Provided data:
------------------------------------------------------------------------

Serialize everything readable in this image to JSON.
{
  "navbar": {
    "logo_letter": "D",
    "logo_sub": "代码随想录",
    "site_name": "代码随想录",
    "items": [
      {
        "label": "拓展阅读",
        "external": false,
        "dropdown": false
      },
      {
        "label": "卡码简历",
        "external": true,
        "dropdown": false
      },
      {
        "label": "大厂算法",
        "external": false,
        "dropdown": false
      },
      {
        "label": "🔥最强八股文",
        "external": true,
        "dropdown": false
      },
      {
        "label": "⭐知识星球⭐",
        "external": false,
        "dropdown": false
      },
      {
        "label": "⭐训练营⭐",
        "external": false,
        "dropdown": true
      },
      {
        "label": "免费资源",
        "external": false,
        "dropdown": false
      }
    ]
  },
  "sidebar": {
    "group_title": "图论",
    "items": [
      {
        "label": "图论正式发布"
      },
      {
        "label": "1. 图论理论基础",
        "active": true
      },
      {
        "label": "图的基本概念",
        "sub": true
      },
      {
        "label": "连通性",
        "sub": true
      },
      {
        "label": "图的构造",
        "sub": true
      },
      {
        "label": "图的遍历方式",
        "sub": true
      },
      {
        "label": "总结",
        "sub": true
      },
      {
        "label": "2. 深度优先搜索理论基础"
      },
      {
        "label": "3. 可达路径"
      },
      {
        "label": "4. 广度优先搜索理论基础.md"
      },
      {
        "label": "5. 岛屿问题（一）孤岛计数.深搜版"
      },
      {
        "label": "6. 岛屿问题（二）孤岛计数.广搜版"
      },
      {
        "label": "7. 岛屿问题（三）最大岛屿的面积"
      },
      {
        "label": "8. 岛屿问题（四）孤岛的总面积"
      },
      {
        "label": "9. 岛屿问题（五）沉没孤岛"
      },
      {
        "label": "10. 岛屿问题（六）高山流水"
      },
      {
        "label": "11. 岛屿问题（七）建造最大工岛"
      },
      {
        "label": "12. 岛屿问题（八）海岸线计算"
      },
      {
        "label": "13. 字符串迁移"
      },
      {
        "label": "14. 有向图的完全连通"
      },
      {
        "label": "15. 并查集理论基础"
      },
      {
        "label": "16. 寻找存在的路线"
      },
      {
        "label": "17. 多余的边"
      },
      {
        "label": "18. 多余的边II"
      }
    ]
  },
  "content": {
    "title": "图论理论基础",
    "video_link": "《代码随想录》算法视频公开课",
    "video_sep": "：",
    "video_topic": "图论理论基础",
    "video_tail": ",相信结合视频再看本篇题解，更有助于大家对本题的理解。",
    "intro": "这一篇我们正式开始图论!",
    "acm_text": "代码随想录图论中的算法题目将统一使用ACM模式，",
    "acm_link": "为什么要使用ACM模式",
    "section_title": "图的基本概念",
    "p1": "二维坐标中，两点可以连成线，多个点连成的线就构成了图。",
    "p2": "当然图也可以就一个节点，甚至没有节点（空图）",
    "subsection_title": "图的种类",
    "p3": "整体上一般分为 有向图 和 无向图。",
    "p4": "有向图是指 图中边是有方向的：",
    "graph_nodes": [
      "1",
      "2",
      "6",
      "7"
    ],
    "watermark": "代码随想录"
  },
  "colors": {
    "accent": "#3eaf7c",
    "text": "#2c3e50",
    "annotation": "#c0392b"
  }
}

------------------------------------------------------------------------

Problem statement:
Read the entries and show each line that mentions "岛屿问题".

Answer for this exercise:
        "label": "5. 岛屿问题（一）孤岛计数.深搜版"
        "label": "6. 岛屿问题（二）孤岛计数.广搜版"
        "label": "7. 岛屿问题（三）最大岛屿的面积"
        "label": "8. 岛屿问题（四）孤岛的总面积"
        "label": "9. 岛屿问题（五）沉没孤岛"
        "label": "10. 岛屿问题（六）高山流水"
        "label": "11. 岛屿问题（七）建造最大工岛"
        "label": "12. 岛屿问题（八）海岸线计算"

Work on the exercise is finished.